Task
Each line of the material below that holds the word "compte" needs to be copied.
# Entries provided start
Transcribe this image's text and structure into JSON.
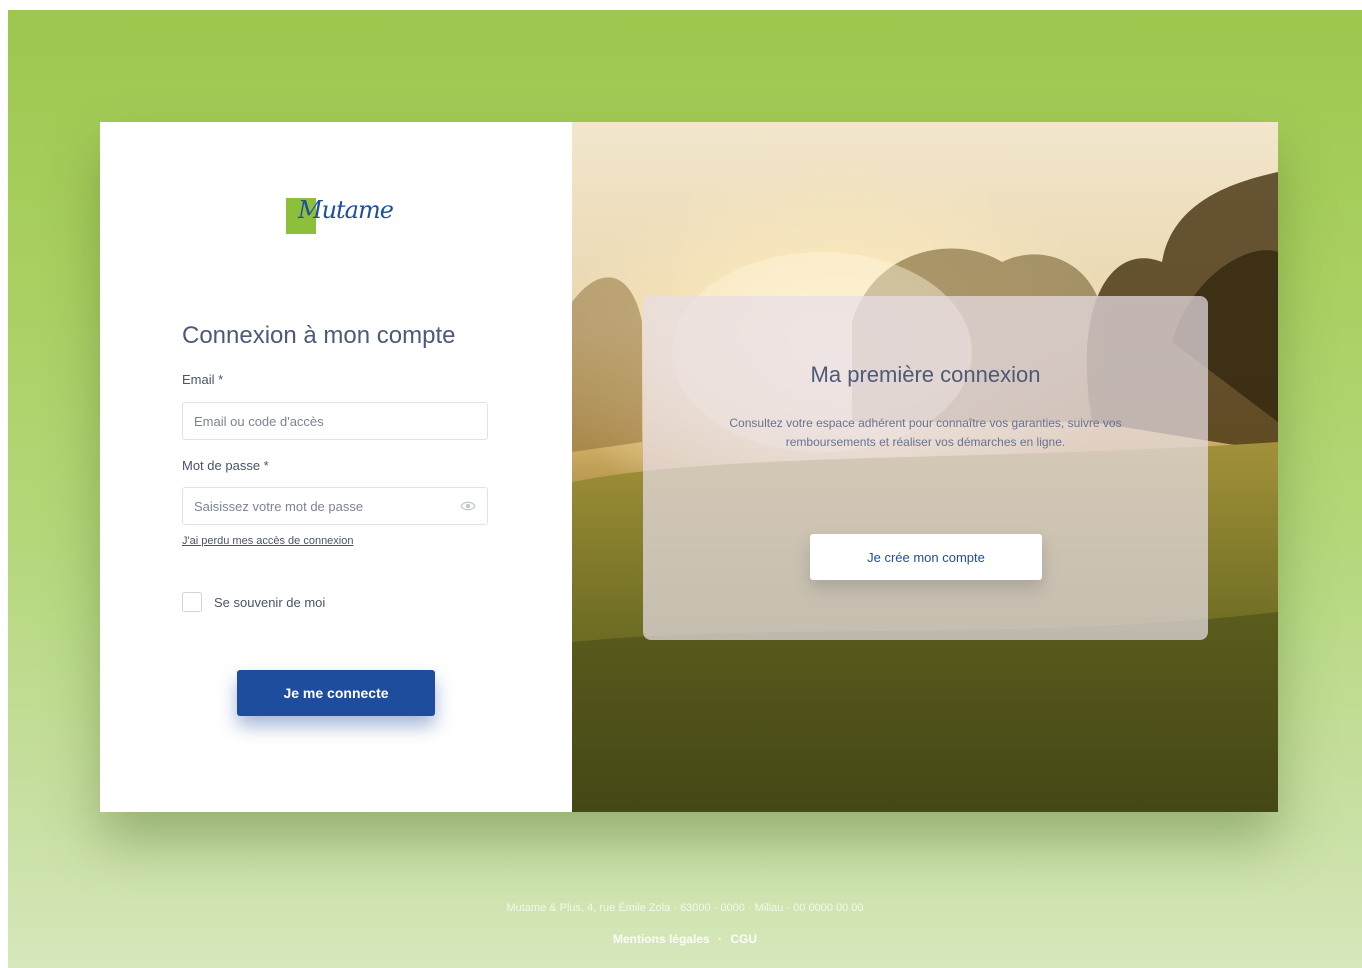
{
  "brand": {
    "logo_text": "Mutame",
    "tagline": "",
    "top_small": ""
  },
  "login": {
    "title": "Connexion à mon compte",
    "email_label": "Email *",
    "email_placeholder": "Email ou code d'accès",
    "password_label": "Mot de passe *",
    "password_placeholder": "Saisissez votre mot de passe",
    "forgot_link": "J'ai perdu mes accès de connexion",
    "remember_label": "Se souvenir de moi",
    "submit_label": "Je me connecte"
  },
  "first_login": {
    "title": "Ma première connexion",
    "description": "Consultez votre espace adhérent pour connaître vos garanties, suivre vos remboursements et réaliser vos démarches en ligne.",
    "button_label": "Je crée mon compte"
  },
  "footer": {
    "address": "Mutame & Plus, 4, rue Émile Zola · 63000 · 0000 · Millau · 00 0000 00 00",
    "legal_link": "Mentions légales",
    "separator": "·",
    "cgu_link": "CGU"
  },
  "colors": {
    "primary": "#1e4d9e",
    "accent_green": "#8dbf3a",
    "title_text": "#4d5a78"
  }
}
# Entries provided end
Answer
    "title": "Connexion à mon compte",
    "button_label": "Je crée mon compte"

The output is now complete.